- **Work to complete**
Find the lines of data that contain the string "image", then list them.

- **Data extract**

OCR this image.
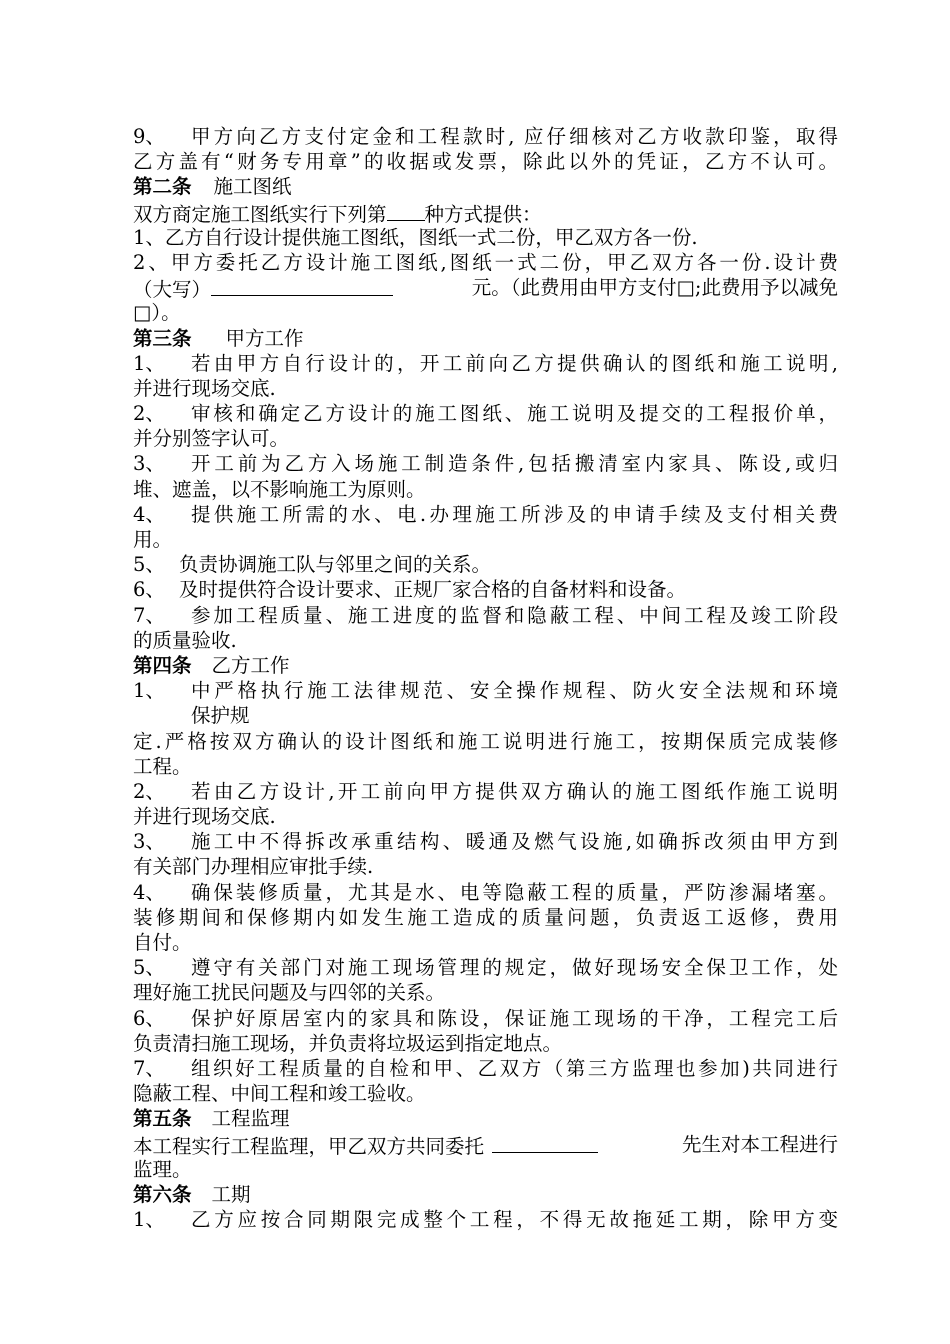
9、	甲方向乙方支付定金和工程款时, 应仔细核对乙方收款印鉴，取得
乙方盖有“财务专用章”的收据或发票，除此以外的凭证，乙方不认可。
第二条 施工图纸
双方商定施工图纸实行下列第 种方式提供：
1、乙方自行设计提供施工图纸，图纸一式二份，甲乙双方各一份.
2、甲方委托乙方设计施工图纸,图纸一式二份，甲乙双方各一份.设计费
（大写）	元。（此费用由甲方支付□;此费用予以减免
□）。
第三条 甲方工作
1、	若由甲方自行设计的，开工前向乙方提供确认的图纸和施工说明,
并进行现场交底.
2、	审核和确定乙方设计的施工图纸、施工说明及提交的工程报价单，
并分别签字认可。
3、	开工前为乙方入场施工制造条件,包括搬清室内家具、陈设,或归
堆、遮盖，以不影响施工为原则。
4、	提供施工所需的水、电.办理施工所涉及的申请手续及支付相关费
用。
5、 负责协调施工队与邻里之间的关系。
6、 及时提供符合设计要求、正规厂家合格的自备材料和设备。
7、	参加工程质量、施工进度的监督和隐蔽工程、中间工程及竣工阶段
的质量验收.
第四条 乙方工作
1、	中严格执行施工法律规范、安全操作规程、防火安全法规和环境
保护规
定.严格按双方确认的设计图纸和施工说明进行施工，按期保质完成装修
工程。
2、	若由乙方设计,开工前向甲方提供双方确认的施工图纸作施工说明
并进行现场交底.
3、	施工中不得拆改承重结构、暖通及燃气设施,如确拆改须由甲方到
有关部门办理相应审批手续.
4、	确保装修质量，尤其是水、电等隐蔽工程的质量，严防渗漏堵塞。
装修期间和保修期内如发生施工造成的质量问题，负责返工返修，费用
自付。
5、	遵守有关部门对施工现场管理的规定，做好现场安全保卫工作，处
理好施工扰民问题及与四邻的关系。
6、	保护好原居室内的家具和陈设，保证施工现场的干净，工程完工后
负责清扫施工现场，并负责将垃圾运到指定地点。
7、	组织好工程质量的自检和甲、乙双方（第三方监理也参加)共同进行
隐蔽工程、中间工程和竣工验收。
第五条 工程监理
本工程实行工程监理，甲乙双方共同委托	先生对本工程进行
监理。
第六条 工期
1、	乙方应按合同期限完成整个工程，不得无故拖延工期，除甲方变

---

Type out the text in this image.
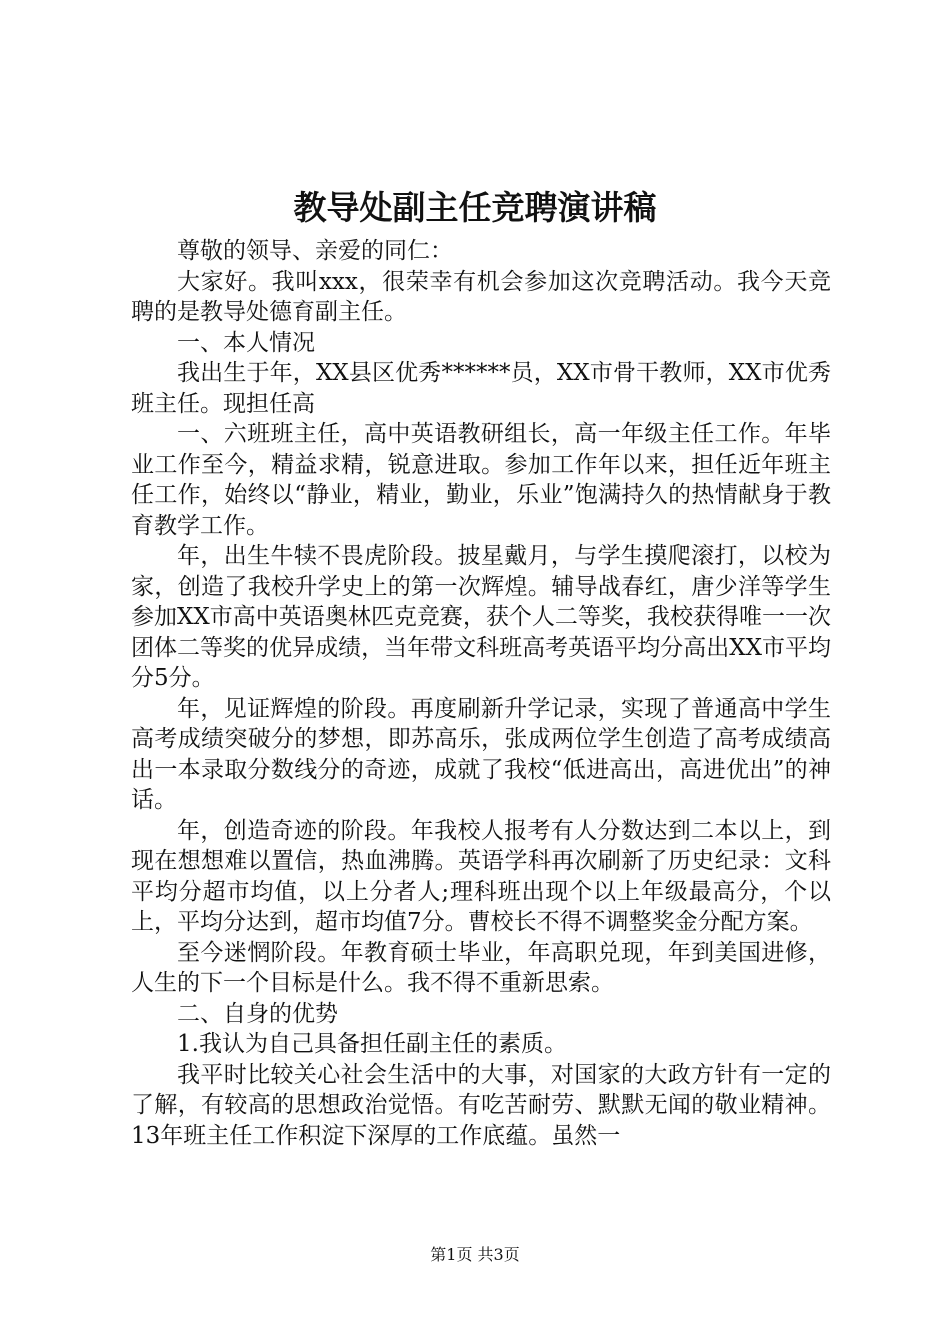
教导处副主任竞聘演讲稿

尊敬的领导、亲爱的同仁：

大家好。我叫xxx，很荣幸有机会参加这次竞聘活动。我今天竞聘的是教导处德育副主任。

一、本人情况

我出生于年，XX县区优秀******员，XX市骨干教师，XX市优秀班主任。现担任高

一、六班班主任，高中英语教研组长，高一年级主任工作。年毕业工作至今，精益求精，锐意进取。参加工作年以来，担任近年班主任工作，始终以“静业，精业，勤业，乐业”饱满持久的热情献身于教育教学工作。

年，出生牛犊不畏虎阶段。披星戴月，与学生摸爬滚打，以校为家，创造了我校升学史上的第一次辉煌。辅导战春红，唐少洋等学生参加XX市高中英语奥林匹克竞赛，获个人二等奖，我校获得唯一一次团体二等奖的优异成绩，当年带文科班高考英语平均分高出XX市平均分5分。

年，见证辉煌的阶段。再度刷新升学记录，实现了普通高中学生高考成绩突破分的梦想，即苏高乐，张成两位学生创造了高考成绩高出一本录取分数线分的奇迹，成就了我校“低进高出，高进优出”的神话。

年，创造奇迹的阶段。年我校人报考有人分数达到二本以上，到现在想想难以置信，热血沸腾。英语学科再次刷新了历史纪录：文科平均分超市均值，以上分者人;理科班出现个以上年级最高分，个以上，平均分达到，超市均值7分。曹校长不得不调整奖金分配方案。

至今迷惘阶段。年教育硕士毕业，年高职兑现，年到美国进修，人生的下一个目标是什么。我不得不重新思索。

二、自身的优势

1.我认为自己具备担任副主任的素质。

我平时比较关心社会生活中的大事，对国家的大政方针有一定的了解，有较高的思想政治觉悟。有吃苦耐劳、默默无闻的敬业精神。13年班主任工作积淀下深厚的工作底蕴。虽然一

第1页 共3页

---

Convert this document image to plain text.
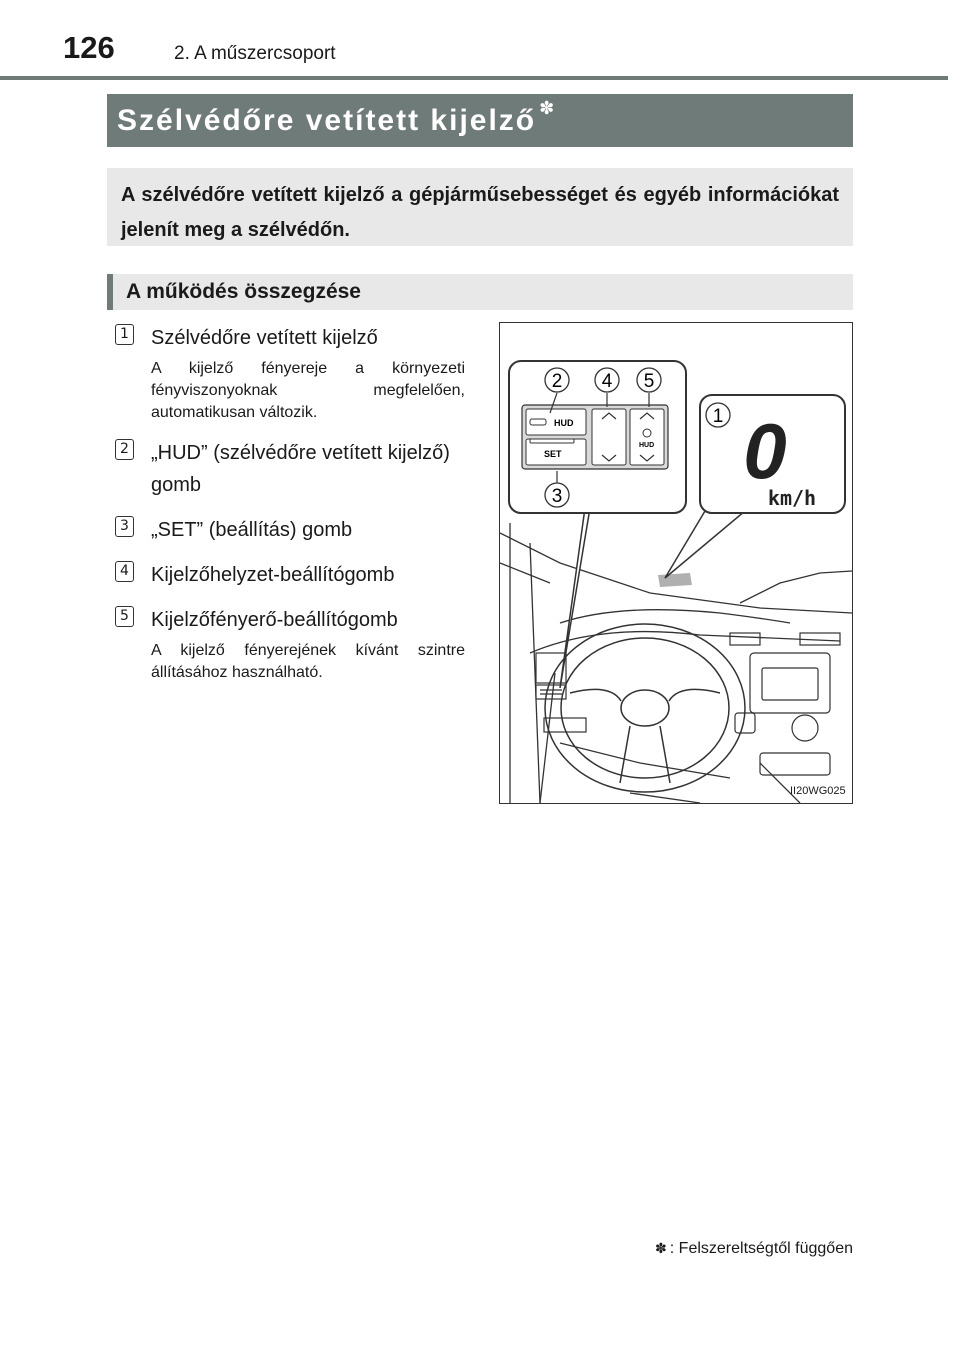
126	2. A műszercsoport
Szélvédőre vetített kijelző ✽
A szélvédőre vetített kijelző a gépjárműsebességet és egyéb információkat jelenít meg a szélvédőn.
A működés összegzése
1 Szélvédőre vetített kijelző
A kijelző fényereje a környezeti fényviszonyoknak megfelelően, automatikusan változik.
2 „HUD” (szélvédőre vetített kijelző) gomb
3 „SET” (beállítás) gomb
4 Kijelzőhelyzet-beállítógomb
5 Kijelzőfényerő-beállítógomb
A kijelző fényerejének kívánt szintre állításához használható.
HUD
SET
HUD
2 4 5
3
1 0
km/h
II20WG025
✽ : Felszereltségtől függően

- **Reply**
OCR this image.
Type out the text in this image.
Convert this document image to plain text.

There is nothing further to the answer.